__EXERCISE DATA__:
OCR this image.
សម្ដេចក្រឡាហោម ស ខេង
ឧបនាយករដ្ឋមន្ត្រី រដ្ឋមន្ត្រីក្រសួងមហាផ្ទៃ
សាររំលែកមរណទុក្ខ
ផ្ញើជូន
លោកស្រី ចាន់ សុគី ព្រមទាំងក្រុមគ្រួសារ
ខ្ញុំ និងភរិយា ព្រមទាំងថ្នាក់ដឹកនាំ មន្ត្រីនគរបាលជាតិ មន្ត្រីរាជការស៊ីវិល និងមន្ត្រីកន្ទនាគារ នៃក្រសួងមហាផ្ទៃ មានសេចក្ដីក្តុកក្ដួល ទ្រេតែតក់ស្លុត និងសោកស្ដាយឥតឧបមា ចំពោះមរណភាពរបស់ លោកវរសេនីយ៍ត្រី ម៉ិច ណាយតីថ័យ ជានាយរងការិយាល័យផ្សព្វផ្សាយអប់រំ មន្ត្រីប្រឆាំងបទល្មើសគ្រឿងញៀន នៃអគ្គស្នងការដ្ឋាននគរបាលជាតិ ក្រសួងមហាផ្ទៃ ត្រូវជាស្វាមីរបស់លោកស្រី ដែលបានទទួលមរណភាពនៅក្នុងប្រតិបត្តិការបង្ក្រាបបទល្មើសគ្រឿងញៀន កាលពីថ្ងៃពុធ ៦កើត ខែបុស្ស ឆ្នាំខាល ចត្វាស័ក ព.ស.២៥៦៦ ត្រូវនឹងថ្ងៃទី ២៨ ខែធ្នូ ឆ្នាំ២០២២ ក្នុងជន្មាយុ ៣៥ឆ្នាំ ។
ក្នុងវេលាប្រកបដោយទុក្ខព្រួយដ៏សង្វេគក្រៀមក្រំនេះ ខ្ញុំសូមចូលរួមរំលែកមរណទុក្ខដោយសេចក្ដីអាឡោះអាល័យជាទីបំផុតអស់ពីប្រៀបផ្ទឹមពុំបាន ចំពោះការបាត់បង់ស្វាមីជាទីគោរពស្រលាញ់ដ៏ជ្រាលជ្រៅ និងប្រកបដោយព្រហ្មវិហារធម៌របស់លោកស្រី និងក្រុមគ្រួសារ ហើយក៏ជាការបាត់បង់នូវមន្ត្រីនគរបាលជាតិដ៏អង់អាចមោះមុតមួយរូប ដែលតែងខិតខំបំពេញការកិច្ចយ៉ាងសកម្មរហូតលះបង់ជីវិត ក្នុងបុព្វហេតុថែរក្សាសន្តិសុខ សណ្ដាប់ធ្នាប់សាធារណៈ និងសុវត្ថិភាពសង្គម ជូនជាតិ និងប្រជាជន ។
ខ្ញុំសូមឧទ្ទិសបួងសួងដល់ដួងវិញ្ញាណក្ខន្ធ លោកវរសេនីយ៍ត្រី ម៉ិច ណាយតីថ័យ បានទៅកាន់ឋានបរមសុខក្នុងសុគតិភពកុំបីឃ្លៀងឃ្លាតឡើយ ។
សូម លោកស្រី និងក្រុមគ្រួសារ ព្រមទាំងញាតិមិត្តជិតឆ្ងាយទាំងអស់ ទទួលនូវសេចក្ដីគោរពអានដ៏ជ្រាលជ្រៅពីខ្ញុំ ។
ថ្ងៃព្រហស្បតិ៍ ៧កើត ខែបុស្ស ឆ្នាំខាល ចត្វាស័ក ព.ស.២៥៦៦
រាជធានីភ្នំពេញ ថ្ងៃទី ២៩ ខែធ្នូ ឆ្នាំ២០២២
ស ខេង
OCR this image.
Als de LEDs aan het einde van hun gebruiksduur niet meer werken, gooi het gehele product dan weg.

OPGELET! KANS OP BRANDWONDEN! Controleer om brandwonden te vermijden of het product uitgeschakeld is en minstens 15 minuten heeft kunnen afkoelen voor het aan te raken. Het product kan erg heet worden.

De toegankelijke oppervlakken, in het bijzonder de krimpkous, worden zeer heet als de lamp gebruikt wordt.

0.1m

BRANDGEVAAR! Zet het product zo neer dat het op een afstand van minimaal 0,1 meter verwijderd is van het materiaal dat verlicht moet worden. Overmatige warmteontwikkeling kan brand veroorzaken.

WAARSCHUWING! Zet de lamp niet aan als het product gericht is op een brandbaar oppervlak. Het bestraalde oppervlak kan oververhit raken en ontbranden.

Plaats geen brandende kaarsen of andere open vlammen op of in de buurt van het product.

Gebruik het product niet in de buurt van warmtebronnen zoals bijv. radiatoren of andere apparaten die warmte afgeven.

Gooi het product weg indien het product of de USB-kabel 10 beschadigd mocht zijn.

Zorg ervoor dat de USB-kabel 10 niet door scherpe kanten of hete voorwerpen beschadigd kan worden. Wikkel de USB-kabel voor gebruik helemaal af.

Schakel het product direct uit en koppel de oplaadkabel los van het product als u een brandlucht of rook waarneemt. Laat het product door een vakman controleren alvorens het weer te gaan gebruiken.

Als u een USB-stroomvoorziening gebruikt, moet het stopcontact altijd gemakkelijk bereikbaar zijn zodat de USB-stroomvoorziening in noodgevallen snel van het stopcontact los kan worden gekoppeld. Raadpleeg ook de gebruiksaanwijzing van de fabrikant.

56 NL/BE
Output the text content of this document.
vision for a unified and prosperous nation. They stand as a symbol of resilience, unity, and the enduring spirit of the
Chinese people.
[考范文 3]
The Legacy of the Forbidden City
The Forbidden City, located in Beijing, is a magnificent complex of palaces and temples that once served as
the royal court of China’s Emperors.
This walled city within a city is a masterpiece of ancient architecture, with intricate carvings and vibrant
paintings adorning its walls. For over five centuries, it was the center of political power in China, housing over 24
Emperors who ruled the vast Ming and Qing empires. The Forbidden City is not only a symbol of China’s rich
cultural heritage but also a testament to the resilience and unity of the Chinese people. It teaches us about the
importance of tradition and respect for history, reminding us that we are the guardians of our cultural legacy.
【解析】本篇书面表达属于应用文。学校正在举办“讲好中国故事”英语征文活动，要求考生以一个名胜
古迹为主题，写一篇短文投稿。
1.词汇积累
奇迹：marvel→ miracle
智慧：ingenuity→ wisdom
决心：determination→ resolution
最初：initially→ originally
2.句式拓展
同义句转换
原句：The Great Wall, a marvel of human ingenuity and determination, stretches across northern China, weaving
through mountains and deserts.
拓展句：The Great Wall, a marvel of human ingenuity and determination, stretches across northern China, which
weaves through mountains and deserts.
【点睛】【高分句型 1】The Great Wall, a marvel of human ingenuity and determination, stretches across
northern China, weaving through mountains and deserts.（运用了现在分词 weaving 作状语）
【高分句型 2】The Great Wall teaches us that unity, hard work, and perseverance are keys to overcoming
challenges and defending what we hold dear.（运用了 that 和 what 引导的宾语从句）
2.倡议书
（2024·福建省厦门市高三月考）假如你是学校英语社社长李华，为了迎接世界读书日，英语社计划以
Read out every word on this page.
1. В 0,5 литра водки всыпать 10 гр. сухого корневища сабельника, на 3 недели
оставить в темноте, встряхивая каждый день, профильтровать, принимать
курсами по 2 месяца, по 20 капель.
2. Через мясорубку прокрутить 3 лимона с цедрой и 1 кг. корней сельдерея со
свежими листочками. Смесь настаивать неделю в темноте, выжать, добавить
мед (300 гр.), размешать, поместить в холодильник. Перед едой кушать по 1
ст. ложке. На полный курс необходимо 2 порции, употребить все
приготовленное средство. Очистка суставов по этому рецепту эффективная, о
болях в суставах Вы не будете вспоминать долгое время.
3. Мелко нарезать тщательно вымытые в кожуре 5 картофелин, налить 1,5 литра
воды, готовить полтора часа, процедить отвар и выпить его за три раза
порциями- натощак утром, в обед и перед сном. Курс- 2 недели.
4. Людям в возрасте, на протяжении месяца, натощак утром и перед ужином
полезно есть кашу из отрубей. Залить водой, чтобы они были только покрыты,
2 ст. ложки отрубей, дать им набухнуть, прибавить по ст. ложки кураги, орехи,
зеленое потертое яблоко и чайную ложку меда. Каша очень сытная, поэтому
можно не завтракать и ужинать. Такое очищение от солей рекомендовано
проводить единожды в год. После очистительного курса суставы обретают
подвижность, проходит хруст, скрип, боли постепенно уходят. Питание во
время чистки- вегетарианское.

__SET TASK__: Return exactly the lines from the one containing "Read out every word on this page." to the last line of the data, and nothing more.

__ANSWER TO THE EXERCISE__:
Read out every word on this page.
1. В 0,5 литра водки всыпать 10 гр. сухого корневища сабельника, на 3 недели
оставить в темноте, встряхивая каждый день, профильтровать, принимать
курсами по 2 месяца, по 20 капель.
2. Через мясорубку прокрутить 3 лимона с цедрой и 1 кг. корней сельдерея со
свежими листочками. Смесь настаивать неделю в темноте, выжать, добавить
мед (300 гр.), размешать, поместить в холодильник. Перед едой кушать по 1
ст. ложке. На полный курс необходимо 2 порции, употребить все
приготовленное средство. Очистка суставов по этому рецепту эффективная, о
болях в суставах Вы не будете вспоминать долгое время.
3. Мелко нарезать тщательно вымытые в кожуре 5 картофелин, налить 1,5 литра
воды, готовить полтора часа, процедить отвар и выпить его за три раза
порциями- натощак утром, в обед и перед сном. Курс- 2 недели.
4. Людям в возрасте, на протяжении месяца, натощак утром и перед ужином
полезно есть кашу из отрубей. Залить водой, чтобы они были только покрыты,
2 ст. ложки отрубей, дать им набухнуть, прибавить по ст. ложки кураги, орехи,
зеленое потертое яблоко и чайную ложку меда. Каша очень сытная, поэтому
можно не завтракать и ужинать. Такое очищение от солей рекомендовано
проводить единожды в год. После очистительного курса суставы обретают
подвижность, проходит хруст, скрип, боли постепенно уходят. Питание во
время чистки- вегетарианское.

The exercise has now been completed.